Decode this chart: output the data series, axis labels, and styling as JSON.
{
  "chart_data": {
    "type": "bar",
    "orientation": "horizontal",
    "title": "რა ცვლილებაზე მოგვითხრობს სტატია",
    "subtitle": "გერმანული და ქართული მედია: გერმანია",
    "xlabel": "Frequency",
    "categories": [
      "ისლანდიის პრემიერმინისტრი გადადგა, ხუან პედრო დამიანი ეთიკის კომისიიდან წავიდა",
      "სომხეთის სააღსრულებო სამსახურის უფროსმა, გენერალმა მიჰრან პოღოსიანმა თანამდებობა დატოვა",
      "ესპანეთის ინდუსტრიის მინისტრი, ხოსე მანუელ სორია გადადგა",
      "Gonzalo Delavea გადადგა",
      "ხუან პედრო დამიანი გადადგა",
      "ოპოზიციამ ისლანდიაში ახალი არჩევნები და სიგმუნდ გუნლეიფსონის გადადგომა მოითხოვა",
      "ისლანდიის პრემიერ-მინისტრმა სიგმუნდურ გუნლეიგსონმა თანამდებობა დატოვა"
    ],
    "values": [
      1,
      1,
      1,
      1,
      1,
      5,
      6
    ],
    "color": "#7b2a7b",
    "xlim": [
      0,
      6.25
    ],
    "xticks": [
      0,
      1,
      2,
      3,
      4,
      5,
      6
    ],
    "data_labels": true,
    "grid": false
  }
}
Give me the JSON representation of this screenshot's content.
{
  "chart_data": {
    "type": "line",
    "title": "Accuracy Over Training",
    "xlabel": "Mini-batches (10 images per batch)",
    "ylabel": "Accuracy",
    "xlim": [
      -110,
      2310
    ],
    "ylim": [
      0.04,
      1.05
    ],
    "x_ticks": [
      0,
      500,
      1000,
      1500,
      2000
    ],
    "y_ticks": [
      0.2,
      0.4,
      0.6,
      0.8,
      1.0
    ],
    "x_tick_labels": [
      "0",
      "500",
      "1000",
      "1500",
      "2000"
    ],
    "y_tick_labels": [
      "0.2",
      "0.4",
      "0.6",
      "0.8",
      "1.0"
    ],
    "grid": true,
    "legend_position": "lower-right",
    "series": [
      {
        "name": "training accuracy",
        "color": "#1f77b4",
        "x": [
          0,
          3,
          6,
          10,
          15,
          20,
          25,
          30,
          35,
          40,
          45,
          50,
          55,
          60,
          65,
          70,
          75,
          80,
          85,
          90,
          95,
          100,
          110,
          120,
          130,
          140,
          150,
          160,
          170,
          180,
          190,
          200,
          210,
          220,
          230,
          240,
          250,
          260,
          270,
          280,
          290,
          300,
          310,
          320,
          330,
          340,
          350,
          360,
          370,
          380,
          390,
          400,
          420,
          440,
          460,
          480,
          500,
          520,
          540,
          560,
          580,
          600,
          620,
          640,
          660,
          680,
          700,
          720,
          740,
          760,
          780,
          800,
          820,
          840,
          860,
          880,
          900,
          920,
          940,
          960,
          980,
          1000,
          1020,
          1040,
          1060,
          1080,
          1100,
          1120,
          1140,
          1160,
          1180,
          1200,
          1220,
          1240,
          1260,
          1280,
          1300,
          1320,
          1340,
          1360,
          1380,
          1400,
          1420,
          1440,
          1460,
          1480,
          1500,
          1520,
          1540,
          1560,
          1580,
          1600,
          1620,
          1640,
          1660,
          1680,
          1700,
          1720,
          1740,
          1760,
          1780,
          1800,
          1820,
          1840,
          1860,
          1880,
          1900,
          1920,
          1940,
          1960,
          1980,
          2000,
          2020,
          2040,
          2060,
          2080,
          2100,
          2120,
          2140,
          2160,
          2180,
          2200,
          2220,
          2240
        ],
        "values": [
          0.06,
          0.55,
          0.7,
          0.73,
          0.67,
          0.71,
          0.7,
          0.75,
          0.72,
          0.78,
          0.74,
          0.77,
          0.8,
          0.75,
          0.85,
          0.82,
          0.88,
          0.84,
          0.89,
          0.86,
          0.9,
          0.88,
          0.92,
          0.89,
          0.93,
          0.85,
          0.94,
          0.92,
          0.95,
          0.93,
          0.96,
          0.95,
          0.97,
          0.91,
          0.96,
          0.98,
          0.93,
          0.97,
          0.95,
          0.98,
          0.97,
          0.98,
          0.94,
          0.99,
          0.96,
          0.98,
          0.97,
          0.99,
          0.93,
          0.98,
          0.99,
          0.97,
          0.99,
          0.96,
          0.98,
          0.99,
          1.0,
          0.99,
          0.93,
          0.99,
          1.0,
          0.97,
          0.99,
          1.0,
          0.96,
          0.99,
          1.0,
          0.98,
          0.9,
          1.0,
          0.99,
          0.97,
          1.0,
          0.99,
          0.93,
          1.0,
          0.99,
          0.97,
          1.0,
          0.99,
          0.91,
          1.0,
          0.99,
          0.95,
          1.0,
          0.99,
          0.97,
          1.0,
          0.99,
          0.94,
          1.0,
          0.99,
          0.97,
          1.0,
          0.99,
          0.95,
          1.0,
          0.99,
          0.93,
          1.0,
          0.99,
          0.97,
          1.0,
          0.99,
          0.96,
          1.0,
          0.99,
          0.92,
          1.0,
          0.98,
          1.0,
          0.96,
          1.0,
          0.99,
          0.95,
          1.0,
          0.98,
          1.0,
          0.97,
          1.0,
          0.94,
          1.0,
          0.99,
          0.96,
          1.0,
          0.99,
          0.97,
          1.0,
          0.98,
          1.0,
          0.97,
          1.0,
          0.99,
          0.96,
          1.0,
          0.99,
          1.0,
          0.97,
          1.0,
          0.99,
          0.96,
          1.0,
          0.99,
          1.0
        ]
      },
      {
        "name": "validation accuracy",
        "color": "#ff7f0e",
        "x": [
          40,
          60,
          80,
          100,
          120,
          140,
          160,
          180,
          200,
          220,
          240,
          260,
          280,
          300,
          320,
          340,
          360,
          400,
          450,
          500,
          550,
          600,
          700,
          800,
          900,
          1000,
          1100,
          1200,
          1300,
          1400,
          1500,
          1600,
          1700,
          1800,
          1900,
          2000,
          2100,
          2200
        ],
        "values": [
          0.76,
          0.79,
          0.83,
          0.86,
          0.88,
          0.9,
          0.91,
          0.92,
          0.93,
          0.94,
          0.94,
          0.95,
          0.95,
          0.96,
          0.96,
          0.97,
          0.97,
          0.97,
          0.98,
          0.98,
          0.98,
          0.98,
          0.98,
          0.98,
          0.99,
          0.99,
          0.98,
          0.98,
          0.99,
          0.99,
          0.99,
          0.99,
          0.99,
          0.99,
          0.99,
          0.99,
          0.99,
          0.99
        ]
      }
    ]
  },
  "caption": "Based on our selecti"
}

**PROBLEM DESCRIPTION:** From the listing above, copy out each line where the word "color" appears.

**OUTPUT OF THE EXERCISE:**
    "color": "#7b2a7b",
        "color": "#1f77b4",
        "color": "#ff7f0e",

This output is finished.